§ **Work to do**:
Pull out every line of the material that contains the string "legend".

§ **Information supplied**:
━━━━━━

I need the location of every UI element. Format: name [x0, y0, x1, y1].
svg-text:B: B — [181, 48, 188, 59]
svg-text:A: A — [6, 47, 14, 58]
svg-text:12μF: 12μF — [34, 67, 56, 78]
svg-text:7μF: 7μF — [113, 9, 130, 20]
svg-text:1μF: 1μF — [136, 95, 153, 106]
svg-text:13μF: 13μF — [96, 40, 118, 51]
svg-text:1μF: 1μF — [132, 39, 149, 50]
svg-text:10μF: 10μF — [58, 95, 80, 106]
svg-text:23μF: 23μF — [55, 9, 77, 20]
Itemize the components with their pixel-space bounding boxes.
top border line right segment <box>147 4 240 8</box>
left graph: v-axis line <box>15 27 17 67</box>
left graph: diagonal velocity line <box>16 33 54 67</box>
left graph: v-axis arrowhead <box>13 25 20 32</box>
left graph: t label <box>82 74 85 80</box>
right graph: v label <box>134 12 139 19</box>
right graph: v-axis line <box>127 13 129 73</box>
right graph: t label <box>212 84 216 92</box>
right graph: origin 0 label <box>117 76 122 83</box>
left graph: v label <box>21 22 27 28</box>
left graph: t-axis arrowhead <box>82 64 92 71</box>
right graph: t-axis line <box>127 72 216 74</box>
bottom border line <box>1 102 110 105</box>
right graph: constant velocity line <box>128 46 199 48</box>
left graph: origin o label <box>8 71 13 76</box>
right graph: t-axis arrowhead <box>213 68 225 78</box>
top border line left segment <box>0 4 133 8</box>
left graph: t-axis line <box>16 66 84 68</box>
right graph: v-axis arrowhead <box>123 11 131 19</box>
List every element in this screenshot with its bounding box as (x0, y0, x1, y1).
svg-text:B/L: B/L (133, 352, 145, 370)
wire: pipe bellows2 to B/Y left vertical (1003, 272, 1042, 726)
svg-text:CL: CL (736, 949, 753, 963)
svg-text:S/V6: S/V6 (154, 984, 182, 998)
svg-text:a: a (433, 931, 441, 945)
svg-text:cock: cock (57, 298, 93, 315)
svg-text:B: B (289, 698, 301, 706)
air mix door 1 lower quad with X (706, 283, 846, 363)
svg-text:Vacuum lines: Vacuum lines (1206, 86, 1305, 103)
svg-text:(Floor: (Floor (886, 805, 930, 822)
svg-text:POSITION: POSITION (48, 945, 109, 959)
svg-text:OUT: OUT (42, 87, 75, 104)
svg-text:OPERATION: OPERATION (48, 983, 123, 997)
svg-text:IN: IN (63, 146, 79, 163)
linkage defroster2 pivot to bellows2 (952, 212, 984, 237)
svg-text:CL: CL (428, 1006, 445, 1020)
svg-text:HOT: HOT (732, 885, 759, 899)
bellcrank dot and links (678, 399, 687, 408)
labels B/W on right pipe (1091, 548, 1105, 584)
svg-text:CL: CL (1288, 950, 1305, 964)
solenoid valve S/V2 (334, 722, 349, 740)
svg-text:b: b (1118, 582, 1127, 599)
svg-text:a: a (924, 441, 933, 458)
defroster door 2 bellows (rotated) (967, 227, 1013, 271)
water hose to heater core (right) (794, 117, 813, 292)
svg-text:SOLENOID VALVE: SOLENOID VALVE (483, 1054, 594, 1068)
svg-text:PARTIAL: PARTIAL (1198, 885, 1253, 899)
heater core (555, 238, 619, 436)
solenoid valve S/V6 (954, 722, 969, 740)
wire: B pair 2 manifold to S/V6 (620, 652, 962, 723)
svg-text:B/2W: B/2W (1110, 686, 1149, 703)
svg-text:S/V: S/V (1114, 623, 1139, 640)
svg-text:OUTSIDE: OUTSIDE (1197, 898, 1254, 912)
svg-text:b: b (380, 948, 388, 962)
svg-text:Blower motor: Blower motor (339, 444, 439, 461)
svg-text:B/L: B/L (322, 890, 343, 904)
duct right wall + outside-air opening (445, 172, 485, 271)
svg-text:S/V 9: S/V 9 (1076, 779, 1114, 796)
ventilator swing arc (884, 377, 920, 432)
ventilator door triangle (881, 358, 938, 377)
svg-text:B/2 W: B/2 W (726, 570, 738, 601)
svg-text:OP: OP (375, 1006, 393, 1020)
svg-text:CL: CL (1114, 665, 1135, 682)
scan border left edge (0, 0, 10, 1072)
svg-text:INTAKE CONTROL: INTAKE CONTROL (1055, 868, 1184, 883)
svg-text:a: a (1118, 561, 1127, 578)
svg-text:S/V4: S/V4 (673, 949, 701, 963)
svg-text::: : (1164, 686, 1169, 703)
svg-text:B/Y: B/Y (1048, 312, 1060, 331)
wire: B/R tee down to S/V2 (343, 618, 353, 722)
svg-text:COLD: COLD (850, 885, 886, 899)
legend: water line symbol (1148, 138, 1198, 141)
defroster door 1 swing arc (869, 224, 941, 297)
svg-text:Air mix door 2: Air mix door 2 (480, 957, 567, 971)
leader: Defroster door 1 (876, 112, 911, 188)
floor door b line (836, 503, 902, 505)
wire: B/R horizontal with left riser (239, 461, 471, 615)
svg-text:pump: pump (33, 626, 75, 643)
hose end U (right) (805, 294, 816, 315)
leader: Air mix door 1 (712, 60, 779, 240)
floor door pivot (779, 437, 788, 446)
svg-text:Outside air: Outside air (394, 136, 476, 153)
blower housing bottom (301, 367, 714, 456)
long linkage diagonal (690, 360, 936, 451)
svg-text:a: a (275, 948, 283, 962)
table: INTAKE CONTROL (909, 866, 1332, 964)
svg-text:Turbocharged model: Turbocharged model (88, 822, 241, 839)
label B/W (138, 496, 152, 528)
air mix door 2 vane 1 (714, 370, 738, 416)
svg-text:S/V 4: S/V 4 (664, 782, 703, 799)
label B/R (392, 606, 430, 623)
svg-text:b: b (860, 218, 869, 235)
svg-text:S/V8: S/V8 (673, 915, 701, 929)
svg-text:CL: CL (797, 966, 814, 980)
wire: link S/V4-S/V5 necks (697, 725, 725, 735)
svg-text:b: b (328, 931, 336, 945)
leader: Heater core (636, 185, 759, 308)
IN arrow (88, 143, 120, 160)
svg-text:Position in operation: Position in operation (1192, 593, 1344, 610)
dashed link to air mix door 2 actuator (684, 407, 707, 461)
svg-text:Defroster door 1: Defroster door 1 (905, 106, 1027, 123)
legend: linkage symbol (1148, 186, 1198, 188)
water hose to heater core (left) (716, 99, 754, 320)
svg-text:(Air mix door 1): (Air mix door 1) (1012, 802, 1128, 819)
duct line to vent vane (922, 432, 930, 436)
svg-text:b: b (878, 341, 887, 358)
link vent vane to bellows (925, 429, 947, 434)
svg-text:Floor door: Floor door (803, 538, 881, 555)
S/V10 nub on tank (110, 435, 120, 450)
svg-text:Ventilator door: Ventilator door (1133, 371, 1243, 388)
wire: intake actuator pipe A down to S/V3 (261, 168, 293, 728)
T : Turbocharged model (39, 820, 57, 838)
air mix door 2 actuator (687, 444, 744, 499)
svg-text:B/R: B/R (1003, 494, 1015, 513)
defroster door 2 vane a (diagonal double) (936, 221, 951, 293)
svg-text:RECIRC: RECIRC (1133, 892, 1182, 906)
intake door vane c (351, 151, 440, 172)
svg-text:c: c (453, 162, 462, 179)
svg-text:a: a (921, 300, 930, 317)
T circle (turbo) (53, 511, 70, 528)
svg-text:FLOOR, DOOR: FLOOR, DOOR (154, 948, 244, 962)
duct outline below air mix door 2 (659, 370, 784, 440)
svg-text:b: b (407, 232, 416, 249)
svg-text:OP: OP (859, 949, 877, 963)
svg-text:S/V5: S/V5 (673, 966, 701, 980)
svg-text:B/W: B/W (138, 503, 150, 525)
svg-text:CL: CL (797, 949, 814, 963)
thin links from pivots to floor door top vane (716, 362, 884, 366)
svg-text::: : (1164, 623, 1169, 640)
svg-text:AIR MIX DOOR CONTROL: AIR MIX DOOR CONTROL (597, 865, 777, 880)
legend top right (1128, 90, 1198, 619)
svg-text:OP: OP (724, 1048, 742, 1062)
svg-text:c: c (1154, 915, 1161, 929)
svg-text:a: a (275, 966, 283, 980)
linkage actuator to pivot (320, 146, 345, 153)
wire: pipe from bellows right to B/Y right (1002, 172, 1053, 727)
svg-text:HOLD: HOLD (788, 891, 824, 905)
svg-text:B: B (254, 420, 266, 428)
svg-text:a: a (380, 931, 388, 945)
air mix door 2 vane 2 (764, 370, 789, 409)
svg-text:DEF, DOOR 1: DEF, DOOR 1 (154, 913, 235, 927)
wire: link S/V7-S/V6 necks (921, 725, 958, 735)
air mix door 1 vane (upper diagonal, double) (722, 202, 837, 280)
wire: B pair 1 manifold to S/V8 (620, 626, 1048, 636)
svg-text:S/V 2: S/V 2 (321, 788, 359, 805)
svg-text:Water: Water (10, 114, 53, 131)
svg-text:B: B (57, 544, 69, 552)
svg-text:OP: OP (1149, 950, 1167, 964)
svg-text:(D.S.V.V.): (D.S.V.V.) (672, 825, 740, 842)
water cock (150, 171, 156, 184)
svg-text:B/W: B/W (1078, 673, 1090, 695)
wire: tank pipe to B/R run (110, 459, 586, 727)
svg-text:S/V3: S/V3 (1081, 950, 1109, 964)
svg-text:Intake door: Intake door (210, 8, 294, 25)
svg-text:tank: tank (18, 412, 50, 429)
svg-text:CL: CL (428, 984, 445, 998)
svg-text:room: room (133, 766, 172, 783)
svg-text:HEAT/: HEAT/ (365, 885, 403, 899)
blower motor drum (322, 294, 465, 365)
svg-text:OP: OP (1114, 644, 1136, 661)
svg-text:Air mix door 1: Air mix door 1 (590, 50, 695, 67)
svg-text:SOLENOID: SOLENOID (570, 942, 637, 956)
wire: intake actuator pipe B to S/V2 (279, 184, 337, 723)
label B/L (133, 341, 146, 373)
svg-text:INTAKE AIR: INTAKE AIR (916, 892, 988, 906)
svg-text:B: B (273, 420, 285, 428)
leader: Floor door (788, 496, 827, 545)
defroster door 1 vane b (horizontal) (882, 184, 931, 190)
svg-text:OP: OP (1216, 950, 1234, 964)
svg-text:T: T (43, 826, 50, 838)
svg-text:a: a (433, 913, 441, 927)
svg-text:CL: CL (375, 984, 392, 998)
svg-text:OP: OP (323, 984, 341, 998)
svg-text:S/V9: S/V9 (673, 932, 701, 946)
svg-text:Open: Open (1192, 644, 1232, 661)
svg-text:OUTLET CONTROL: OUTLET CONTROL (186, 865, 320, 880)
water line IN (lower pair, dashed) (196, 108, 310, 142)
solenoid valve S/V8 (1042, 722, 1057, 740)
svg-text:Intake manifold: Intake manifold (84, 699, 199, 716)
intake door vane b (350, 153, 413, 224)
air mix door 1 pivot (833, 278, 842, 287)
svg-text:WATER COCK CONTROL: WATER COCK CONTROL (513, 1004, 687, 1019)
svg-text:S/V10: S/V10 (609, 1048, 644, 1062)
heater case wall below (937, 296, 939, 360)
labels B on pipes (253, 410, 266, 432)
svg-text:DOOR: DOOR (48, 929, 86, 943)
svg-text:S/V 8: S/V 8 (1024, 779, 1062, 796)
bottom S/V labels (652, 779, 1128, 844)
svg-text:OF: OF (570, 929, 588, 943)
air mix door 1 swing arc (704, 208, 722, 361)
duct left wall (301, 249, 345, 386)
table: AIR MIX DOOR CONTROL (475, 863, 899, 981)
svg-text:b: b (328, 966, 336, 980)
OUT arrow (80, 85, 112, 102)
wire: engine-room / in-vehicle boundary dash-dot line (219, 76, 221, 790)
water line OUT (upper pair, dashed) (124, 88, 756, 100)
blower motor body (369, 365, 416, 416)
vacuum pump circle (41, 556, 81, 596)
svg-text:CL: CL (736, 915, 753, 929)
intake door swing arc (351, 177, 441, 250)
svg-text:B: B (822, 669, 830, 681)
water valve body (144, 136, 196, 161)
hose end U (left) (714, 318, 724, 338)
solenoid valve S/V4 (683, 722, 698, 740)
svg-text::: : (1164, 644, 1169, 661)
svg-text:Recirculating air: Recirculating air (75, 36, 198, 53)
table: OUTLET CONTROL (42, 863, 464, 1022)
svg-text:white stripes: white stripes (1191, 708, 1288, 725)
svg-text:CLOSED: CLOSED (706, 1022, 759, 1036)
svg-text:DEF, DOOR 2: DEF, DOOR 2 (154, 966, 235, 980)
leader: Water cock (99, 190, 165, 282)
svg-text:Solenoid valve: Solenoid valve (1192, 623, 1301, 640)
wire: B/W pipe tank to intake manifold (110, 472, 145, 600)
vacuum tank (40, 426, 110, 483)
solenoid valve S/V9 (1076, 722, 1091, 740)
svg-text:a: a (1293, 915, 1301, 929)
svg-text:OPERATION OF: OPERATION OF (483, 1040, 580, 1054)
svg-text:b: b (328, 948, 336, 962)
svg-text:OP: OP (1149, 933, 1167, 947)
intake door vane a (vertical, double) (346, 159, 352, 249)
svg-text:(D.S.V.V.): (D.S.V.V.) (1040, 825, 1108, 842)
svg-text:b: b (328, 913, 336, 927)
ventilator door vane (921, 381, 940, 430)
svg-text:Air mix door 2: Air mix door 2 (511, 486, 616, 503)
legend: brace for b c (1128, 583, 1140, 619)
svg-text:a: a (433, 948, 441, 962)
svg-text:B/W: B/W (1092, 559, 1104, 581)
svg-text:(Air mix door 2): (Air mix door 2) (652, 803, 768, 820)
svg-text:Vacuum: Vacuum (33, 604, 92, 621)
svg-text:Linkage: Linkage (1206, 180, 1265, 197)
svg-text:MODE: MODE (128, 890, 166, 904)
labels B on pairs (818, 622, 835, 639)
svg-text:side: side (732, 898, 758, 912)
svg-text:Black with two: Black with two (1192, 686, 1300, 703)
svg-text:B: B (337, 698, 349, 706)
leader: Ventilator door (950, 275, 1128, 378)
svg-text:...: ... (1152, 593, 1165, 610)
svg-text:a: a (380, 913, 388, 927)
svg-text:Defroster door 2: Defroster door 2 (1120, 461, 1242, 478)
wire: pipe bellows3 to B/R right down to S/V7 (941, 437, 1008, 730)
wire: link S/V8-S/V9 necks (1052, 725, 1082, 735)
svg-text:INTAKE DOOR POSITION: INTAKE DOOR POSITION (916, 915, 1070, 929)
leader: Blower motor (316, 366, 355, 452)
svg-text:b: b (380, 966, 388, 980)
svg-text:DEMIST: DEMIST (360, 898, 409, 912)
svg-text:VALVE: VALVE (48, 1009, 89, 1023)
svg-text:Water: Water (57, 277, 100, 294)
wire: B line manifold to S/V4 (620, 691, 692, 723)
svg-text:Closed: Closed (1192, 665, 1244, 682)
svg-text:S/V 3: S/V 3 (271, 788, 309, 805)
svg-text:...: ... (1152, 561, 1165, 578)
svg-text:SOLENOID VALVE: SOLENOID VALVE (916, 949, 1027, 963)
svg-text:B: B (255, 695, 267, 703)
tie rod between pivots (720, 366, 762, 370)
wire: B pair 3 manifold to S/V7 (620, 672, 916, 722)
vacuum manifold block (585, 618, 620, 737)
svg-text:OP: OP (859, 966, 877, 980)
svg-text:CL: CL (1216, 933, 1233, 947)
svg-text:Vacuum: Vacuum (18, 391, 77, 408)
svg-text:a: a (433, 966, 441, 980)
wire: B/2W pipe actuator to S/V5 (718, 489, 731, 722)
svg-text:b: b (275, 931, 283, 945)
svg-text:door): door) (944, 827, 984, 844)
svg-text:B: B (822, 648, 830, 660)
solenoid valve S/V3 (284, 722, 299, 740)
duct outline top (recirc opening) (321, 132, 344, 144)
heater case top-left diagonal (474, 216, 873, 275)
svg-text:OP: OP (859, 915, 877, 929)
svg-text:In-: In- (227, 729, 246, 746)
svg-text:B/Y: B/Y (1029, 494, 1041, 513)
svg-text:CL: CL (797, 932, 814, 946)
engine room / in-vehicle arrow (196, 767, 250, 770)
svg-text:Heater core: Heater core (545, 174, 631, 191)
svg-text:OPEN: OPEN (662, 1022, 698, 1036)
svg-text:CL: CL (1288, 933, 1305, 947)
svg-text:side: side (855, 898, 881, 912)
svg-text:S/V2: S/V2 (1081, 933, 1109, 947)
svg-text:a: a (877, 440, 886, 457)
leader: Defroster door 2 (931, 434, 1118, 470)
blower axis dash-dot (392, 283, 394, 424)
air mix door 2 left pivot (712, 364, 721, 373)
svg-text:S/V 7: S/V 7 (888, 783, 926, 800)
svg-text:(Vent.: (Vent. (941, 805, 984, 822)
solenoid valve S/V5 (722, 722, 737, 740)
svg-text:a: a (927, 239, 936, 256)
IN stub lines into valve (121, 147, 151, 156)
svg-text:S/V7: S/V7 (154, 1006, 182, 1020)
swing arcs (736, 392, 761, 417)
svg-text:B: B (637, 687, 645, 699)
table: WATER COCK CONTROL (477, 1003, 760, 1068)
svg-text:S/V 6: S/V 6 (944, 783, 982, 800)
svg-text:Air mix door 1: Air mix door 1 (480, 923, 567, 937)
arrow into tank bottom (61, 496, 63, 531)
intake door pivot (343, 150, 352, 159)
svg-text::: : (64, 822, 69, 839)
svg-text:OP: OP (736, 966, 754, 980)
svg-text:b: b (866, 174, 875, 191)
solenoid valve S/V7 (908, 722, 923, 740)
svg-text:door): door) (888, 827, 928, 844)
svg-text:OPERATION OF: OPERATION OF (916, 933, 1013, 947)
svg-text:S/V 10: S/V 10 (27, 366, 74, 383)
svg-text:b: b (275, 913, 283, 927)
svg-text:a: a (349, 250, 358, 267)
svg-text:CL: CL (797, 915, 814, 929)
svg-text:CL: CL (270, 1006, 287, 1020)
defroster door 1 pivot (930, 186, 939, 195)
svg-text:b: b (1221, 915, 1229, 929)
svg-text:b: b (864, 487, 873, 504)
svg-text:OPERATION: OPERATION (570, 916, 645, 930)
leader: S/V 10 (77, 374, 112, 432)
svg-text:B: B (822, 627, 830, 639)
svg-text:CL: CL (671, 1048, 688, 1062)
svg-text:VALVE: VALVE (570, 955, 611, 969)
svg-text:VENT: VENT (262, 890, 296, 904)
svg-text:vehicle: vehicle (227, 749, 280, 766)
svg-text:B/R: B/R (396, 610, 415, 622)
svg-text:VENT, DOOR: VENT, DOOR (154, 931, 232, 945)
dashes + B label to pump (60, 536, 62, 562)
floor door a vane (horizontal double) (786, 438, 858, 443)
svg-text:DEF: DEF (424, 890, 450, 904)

━━━━━━

§ **Task answer**:
legend: water line symbol (1148, 138, 1198, 141)
legend: linkage symbol (1148, 186, 1198, 188)
legend top right (1128, 90, 1198, 619)
legend: brace for b c (1128, 583, 1140, 619)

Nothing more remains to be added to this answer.